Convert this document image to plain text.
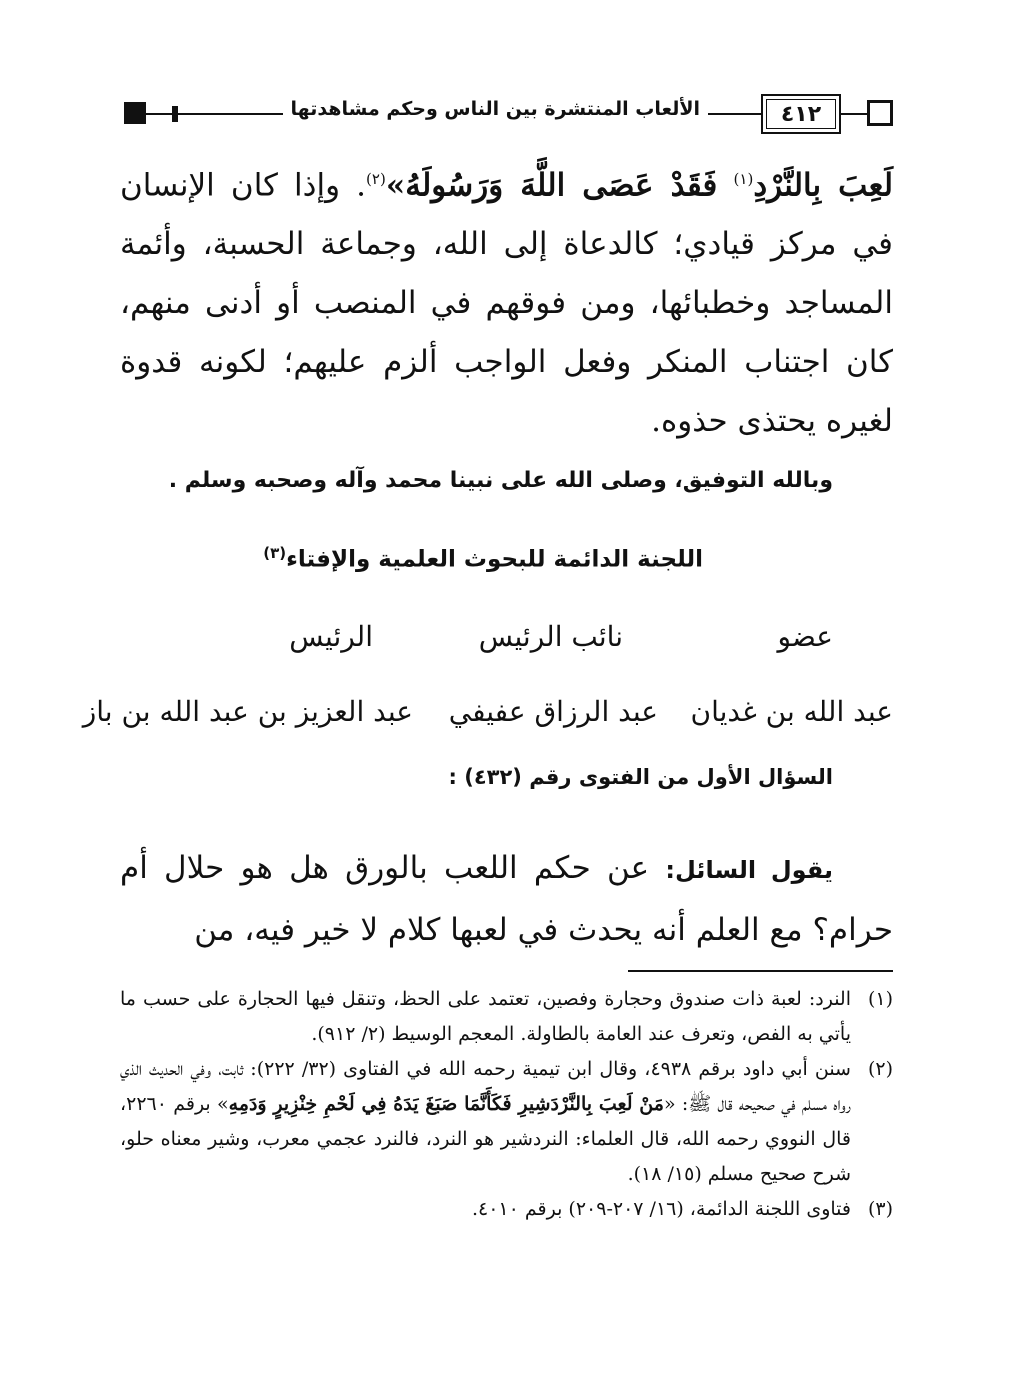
٤١٢
الألعاب المنتشرة بين الناس وحكم مشاهدتها

لَعِبَ بِالنَّرْدِ$^{(١)}$ فَقَدْ عَصَى اللَّهَ وَرَسُولَهُ»$^{(٢)}$. وإذا كان الإنسان في مركز قيادي؛ كالدعاة إلى الله، وجماعة الحسبة، وأئمة المساجد وخطبائها، ومن فوقهم في المنصب أو أدنى منهم، كان اجتناب المنكر وفعل الواجب ألزم عليهم؛ لكونه قدوة لغيره يحتذى حذوه.

وبالله التوفيق، وصلى الله على نبينا محمد وآله وصحبه وسلم .
اللجنة الدائمة للبحوث العلمية والإفتاء$^{(٣)}$
عضو
نائب الرئيس
الرئيس
عبد الله بن غديان
عبد الرزاق عفيفي
عبد العزيز بن عبد الله بن باز
السؤال الأول من الفتوى رقم (٤٣٢) :
يقول السائل: عن حكم اللعب بالورق هل هو حلال أم حرام؟ مع العلم أنه يحدث في لعبها كلام لا خير فيه، من
(١)
النرد: لعبة ذات صندوق وحجارة وفصين، تعتمد على الحظ، وتنقل فيها الحجارة على حسب ما يأتي به الفص، وتعرف عند العامة بالطاولة. المعجم الوسيط (٢/ ٩١٢).
(٢)
سنن أبي داود برقم ٤٩٣٨، وقال ابن تيمية رحمه الله في الفتاوى (٣٢/ ٢٢٢): ثابت، وفي الحديث الذي رواه مسلم في صحيحه قال ﷺ: «مَنْ لَعِبَ بِالنَّرْدَشِيرِ فَكَأَنَّمَا صَبَغَ يَدَهُ فِي لَحْمِ خِنْزِيرٍ وَدَمِهِ» برقم ٢٢٦٠، قال النووي رحمه الله، قال العلماء: النردشير هو النرد، فالنرد عجمي معرب، وشير معناه حلو، شرح صحيح مسلم (١٥/ ١٨).
(٣)
فتاوى اللجنة الدائمة، (١٦/ ٢٠٧-٢٠٩) برقم ٤٠١٠.
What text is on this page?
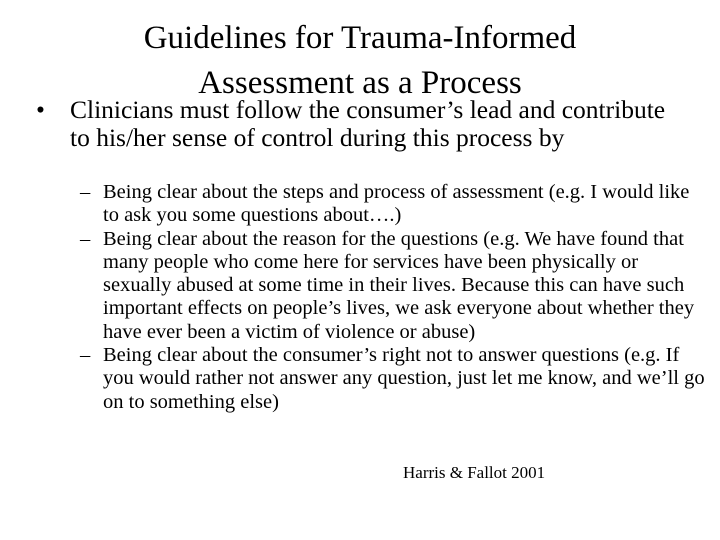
Guidelines for Trauma-Informed
Assessment as a Process
• Clinicians must follow the consumer’s lead and contribute to his/her sense of control during this process by
– Being clear about the steps and process of assessment (e.g. I would like to ask you some questions about….)
– Being clear about the reason for the questions (e.g. We have found that many people who come here for services have been physically or sexually abused at some time in their lives. Because this can have such important effects on people’s lives, we ask everyone about whether they have ever been a victim of violence or abuse)
– Being clear about the consumer’s right not to answer questions (e.g. If you would rather not answer any question, just let me know, and we’ll go on to something else)
Harris & Fallot 2001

**WORK INSTRUCTIONS:** Output all of the entries verbatim, leaving out any images.

**SOLUTION FOR THIS TASK:**
Convert this document image to plain text.
٤١٢
الألعاب المنتشرة بين الناس وحكم مشاهدتها

لَعِبَ بِالنَّرْدِ$^{(١)}$ فَقَدْ عَصَى اللَّهَ وَرَسُولَهُ»$^{(٢)}$. وإذا كان الإنسان في مركز قيادي؛ كالدعاة إلى الله، وجماعة الحسبة، وأئمة المساجد وخطبائها، ومن فوقهم في المنصب أو أدنى منهم، كان اجتناب المنكر وفعل الواجب ألزم عليهم؛ لكونه قدوة لغيره يحتذى حذوه.

وبالله التوفيق، وصلى الله على نبينا محمد وآله وصحبه وسلم .
اللجنة الدائمة للبحوث العلمية والإفتاء$^{(٣)}$
عضو
نائب الرئيس
الرئيس
عبد الله بن غديان
عبد الرزاق عفيفي
عبد العزيز بن عبد الله بن باز
السؤال الأول من الفتوى رقم (٤٣٢) :
يقول السائل: عن حكم اللعب بالورق هل هو حلال أم حرام؟ مع العلم أنه يحدث في لعبها كلام لا خير فيه، من
(١)
النرد: لعبة ذات صندوق وحجارة وفصين، تعتمد على الحظ، وتنقل فيها الحجارة على حسب ما يأتي به الفص، وتعرف عند العامة بالطاولة. المعجم الوسيط (٢/ ٩١٢).
(٢)
سنن أبي داود برقم ٤٩٣٨، وقال ابن تيمية رحمه الله في الفتاوى (٣٢/ ٢٢٢): ثابت، وفي الحديث الذي رواه مسلم في صحيحه قال ﷺ: «مَنْ لَعِبَ بِالنَّرْدَشِيرِ فَكَأَنَّمَا صَبَغَ يَدَهُ فِي لَحْمِ خِنْزِيرٍ وَدَمِهِ» برقم ٢٢٦٠، قال النووي رحمه الله، قال العلماء: النردشير هو النرد، فالنرد عجمي معرب، وشير معناه حلو، شرح صحيح مسلم (١٥/ ١٨).
(٣)
فتاوى اللجنة الدائمة، (١٦/ ٢٠٧-٢٠٩) برقم ٤٠١٠.
What text is on this page?
Guidelines for Trauma-Informed
Assessment as a Process
• Clinicians must follow the consumer’s lead and contribute to his/her sense of control during this process by
– Being clear about the steps and process of assessment (e.g. I would like to ask you some questions about….)
– Being clear about the reason for the questions (e.g. We have found that many people who come here for services have been physically or sexually abused at some time in their lives. Because this can have such important effects on people’s lives, we ask everyone about whether they have ever been a victim of violence or abuse)
– Being clear about the consumer’s right not to answer questions (e.g. If you would rather not answer any question, just let me know, and we’ll go on to something else)
Harris & Fallot 2001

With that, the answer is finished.